Reproduce the data verbatim from its first line through the line containing "table-row: Sono già", with both of those lines included.

** Start **

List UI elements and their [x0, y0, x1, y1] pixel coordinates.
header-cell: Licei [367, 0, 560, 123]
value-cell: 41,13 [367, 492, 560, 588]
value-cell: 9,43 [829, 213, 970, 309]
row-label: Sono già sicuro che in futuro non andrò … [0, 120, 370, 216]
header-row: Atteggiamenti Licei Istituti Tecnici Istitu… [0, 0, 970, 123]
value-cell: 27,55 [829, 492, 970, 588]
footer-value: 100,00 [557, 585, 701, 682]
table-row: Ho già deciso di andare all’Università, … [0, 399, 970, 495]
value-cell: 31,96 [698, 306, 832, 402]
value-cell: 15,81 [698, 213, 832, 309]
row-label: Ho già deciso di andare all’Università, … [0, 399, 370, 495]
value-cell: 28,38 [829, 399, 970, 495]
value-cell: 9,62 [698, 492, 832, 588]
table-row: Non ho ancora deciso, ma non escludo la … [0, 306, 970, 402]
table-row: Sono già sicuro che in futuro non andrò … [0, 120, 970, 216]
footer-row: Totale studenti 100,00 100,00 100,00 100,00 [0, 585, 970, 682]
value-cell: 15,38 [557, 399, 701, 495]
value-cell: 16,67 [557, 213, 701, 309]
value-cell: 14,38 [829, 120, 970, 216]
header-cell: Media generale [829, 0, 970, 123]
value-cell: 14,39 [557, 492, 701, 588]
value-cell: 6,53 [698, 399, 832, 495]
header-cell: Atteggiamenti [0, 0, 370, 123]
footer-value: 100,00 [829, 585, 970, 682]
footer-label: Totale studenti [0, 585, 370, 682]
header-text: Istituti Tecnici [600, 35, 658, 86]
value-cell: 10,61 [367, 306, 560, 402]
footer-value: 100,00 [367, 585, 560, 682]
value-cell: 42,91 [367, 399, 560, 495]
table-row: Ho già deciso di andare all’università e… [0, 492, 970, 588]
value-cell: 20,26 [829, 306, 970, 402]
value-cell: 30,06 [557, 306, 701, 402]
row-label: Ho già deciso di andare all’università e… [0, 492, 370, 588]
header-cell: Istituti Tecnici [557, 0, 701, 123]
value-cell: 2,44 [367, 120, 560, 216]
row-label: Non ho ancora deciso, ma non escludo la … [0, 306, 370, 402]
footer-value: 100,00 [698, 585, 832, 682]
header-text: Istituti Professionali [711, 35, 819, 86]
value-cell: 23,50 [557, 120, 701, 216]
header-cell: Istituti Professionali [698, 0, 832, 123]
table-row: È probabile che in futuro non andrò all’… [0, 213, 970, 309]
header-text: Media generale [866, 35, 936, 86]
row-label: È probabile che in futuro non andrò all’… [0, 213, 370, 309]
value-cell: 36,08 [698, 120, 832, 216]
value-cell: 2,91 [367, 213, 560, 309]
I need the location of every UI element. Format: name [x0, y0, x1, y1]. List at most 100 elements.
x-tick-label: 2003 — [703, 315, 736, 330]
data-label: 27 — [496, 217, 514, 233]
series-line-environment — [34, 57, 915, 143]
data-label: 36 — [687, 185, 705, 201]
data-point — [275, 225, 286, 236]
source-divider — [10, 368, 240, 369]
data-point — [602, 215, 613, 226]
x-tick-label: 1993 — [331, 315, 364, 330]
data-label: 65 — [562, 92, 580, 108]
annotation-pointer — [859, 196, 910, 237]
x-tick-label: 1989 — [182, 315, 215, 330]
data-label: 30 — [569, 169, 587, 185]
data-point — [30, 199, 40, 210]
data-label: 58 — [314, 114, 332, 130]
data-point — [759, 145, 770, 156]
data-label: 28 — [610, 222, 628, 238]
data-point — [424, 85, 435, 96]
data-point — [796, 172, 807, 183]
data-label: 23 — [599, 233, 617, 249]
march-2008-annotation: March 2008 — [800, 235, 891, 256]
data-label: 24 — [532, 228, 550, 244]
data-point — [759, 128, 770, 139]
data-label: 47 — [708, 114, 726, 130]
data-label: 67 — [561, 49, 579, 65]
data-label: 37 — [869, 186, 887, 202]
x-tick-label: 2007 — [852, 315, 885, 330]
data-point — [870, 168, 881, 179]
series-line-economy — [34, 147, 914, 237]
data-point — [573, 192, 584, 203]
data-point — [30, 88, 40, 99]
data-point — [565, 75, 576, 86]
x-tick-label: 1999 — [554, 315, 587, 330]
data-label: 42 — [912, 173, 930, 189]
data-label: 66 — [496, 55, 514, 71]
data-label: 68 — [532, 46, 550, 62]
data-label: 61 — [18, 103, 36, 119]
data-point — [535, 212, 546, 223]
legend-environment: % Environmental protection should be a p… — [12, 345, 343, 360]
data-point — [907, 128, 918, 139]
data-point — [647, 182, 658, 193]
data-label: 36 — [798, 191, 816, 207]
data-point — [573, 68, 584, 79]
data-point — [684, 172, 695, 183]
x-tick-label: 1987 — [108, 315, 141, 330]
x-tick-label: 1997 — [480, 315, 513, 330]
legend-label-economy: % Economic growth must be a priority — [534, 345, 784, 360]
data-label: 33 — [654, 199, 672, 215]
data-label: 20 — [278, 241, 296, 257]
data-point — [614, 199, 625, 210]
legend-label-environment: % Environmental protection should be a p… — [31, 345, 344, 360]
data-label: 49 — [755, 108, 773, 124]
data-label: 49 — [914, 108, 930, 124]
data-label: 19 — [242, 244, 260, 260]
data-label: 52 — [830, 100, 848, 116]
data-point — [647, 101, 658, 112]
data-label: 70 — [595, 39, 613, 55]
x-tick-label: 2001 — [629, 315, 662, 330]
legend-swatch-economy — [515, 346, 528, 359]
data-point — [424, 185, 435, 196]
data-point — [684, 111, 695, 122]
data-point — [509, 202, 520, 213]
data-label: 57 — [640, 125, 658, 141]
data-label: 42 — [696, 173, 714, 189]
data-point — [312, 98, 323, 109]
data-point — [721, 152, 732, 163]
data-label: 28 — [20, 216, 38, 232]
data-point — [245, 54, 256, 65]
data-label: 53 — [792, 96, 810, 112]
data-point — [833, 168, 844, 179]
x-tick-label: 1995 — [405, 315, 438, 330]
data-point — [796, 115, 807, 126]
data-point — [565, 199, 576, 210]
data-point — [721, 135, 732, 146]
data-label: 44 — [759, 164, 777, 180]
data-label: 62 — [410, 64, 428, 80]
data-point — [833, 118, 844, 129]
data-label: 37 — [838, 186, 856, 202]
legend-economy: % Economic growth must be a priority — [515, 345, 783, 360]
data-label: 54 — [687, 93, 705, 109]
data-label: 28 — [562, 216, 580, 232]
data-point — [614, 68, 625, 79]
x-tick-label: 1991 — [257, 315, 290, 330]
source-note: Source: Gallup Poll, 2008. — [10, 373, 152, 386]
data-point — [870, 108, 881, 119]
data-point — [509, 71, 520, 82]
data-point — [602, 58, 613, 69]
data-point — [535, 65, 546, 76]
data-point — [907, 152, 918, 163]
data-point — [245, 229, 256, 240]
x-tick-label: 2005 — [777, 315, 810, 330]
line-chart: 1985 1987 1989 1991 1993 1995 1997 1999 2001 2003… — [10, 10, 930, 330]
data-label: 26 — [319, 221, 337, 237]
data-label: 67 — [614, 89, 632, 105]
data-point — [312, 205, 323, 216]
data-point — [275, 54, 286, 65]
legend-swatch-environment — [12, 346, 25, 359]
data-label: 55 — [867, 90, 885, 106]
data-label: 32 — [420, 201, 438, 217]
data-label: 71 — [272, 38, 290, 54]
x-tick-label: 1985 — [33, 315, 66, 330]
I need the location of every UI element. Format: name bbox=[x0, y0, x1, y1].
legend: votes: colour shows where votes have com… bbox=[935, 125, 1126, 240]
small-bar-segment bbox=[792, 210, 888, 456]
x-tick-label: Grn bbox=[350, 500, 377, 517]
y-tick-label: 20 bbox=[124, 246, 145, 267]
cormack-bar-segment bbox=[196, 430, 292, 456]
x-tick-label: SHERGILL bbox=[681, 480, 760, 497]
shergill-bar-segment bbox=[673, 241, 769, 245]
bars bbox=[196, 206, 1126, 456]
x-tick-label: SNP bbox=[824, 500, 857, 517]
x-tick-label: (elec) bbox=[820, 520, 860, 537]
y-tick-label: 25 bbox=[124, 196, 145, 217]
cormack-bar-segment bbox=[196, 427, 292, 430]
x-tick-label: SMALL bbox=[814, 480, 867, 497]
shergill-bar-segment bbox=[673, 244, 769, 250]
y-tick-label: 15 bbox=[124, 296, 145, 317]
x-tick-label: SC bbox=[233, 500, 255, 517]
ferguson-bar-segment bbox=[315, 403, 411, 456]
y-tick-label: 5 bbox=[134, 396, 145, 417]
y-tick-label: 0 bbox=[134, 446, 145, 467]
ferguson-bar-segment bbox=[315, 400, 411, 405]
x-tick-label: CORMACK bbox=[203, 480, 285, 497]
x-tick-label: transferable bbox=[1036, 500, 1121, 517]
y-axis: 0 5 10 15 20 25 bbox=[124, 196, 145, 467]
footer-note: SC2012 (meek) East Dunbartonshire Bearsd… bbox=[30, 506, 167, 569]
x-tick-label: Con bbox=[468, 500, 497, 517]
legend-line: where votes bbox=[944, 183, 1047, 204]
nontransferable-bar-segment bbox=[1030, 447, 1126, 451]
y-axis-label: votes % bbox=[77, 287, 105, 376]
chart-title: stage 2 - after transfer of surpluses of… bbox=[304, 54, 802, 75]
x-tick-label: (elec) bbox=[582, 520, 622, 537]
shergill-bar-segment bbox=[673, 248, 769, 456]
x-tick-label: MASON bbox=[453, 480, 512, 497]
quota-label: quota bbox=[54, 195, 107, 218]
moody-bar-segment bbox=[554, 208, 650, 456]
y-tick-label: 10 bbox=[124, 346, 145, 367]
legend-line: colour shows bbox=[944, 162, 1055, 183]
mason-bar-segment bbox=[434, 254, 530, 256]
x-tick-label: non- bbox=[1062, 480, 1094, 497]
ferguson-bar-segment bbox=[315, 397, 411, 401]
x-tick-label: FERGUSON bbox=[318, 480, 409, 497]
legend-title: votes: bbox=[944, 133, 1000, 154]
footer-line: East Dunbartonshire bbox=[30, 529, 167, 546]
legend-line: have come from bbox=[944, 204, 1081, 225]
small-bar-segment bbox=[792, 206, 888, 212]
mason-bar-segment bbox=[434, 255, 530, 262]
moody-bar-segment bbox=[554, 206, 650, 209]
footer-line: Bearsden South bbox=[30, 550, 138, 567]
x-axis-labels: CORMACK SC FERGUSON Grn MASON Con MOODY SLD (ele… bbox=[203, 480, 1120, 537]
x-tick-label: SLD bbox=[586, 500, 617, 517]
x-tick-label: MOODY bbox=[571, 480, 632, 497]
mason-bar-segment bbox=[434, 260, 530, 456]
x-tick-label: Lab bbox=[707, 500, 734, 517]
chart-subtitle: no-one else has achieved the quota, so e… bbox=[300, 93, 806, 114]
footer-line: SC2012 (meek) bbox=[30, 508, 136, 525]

** End **

» **Written solution**:
List UI elements and their [x0, y0, x1, y1] pixel coordinates.
header-cell: Licei [367, 0, 560, 123]
value-cell: 41,13 [367, 492, 560, 588]
value-cell: 9,43 [829, 213, 970, 309]
row-label: Sono già sicuro che in futuro non andrò … [0, 120, 370, 216]
header-row: Atteggiamenti Licei Istituti Tecnici Istitu… [0, 0, 970, 123]
value-cell: 27,55 [829, 492, 970, 588]
footer-value: 100,00 [557, 585, 701, 682]
table-row: Ho già deciso di andare all’Università, … [0, 399, 970, 495]
value-cell: 31,96 [698, 306, 832, 402]
value-cell: 15,81 [698, 213, 832, 309]
row-label: Ho già deciso di andare all’Università, … [0, 399, 370, 495]
value-cell: 28,38 [829, 399, 970, 495]
value-cell: 9,62 [698, 492, 832, 588]
table-row: Non ho ancora deciso, ma non escludo la … [0, 306, 970, 402]
table-row: Sono già sicuro che in futuro non andrò … [0, 120, 970, 216]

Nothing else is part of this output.